» What is asked:
Copy each line below without leaving any out.

-- start Input data --

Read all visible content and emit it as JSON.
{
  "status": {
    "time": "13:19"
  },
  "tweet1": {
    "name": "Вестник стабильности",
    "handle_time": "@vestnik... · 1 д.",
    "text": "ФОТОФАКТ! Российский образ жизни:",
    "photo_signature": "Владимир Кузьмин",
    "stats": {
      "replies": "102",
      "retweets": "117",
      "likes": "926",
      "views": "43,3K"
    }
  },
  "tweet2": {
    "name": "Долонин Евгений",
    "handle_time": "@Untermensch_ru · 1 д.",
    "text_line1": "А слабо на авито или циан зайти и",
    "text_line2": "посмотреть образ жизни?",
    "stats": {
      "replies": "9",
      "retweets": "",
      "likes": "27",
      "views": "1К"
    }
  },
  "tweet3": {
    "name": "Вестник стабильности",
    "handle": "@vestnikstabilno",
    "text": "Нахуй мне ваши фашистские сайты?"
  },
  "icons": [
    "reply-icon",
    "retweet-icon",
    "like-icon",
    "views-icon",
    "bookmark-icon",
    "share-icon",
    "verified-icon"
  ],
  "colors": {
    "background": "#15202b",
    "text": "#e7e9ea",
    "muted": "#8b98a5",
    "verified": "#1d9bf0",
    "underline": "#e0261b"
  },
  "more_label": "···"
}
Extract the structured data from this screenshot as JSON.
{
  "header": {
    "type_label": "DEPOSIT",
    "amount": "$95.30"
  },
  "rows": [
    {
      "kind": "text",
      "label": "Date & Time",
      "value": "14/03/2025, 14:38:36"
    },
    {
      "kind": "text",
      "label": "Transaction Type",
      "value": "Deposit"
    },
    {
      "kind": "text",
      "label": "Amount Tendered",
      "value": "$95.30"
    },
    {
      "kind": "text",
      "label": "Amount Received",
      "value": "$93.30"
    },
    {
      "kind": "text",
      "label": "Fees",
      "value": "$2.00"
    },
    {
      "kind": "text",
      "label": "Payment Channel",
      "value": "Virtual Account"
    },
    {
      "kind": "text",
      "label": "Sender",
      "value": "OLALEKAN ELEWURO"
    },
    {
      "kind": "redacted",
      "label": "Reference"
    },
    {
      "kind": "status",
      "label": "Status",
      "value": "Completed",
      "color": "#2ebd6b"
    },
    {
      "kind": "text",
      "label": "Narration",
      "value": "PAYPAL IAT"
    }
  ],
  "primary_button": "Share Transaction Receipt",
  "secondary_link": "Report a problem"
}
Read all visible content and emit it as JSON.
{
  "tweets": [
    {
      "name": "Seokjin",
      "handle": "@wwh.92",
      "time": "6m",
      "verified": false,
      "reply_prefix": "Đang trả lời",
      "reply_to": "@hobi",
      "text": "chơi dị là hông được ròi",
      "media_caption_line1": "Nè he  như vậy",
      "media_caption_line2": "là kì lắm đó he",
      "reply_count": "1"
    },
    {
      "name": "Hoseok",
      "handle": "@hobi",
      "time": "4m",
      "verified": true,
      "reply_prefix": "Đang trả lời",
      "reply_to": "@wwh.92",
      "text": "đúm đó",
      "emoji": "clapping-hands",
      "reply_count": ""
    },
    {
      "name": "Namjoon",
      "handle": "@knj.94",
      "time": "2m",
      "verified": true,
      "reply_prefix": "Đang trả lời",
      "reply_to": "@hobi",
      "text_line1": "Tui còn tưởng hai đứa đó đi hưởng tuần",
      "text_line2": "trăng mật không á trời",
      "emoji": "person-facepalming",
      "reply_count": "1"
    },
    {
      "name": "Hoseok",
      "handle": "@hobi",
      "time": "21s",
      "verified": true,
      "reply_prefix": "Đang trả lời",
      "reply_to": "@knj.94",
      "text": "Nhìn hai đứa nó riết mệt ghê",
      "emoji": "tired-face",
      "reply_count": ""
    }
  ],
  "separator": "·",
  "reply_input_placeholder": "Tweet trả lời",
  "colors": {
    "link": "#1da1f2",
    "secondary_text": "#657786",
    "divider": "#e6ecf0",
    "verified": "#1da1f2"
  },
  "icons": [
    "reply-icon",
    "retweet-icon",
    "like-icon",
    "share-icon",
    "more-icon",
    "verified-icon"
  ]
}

-- end Input data --

» The response:
Read all visible content and emit it as JSON.
{
  "status": {
    "time": "13:19"
  },
  "tweet1": {
    "name": "Вестник стабильности",
    "handle_time": "@vestnik... · 1 д.",
    "text": "ФОТОФАКТ! Российский образ жизни:",
    "photo_signature": "Владимир Кузьмин",
    "stats": {
      "replies": "102",
      "retweets": "117",
      "likes": "926",
      "views": "43,3K"
    }
  },
  "tweet2": {
    "name": "Долонин Евгений",
    "handle_time": "@Untermensch_ru · 1 д.",
    "text_line1": "А слабо на авито или циан зайти и",
    "text_line2": "посмотреть образ жизни?",
    "stats": {
      "replies": "9",
      "retweets": "",
      "likes": "27",
      "views": "1К"
    }
  },
  "tweet3": {
    "name": "Вестник стабильности",
    "handle": "@vestnikstabilno",
    "text": "Нахуй мне ваши фашистские сайты?"
  },
  "icons": [
    "reply-icon",
    "retweet-icon",
    "like-icon",
    "views-icon",
    "bookmark-icon",
    "share-icon",
    "verified-icon"
  ],
  "colors": {
    "background": "#15202b",
    "text": "#e7e9ea",
    "muted": "#8b98a5",
    "verified": "#1d9bf0",
    "underline": "#e0261b"
  },
  "more_label": "···"
}
Extract the structured data from this screenshot as JSON.
{
  "header": {
    "type_label": "DEPOSIT",
    "amount": "$95.30"
  },
  "rows": [
    {
      "kind": "text",
      "label": "Date & Time",
      "value": "14/03/2025, 14:38:36"
    },
    {
      "kind": "text",
      "label": "Transaction Type",
      "value": "Deposit"
    },
    {
      "kind": "text",
      "label": "Amount Tendered",
      "value": "$95.30"
    },
    {
      "kind": "text",
      "label": "Amount Received",
      "value": "$93.30"
    },
    {
      "kind": "text",
      "label": "Fees",
      "value": "$2.00"
    },
    {
      "kind": "text",
      "label": "Payment Channel",
      "value": "Virtual Account"
    },
    {
      "kind": "text",
      "label": "Sender",
      "value": "OLALEKAN ELEWURO"
    },
    {
      "kind": "redacted",
      "label": "Reference"
    },
    {
      "kind": "status",
      "label": "Status",
      "value": "Completed",
      "color": "#2ebd6b"
    },
    {
      "kind": "text",
      "label": "Narration",
      "value": "PAYPAL IAT"
    }
  ],
  "primary_button": "Share Transaction Receipt",
  "secondary_link": "Report a problem"
}
Read all visible content and emit it as JSON.
{
  "tweets": [
    {
      "name": "Seokjin",
      "handle": "@wwh.92",
      "time": "6m",
      "verified": false,
      "reply_prefix": "Đang trả lời",
      "reply_to": "@hobi",
      "text": "chơi dị là hông được ròi",
      "media_caption_line1": "Nè he  như vậy",
      "media_caption_line2": "là kì lắm đó he",
      "reply_count": "1"
    },
    {
      "name": "Hoseok",
      "handle": "@hobi",
      "time": "4m",
      "verified": true,
      "reply_prefix": "Đang trả lời",
      "reply_to": "@wwh.92",
      "text": "đúm đó",
      "emoji": "clapping-hands",
      "reply_count": ""
    },
    {
      "name": "Namjoon",
      "handle": "@knj.94",
      "time": "2m",
      "verified": true,
      "reply_prefix": "Đang trả lời",
      "reply_to": "@hobi",
      "text_line1": "Tui còn tưởng hai đứa đó đi hưởng tuần",
      "text_line2": "trăng mật không á trời",
      "emoji": "person-facepalming",
      "reply_count": "1"
    },
    {
      "name": "Hoseok",
      "handle": "@hobi",
      "time": "21s",
      "verified": true,
      "reply_prefix": "Đang trả lời",
      "reply_to": "@knj.94",
      "text": "Nhìn hai đứa nó riết mệt ghê",
      "emoji": "tired-face",
      "reply_count": ""
    }
  ],
  "separator": "·",
  "reply_input_placeholder": "Tweet trả lời",
  "colors": {
    "link": "#1da1f2",
    "secondary_text": "#657786",
    "divider": "#e6ecf0",
    "verified": "#1da1f2"
  },
  "icons": [
    "reply-icon",
    "retweet-icon",
    "like-icon",
    "share-icon",
    "more-icon",
    "verified-icon"
  ]
}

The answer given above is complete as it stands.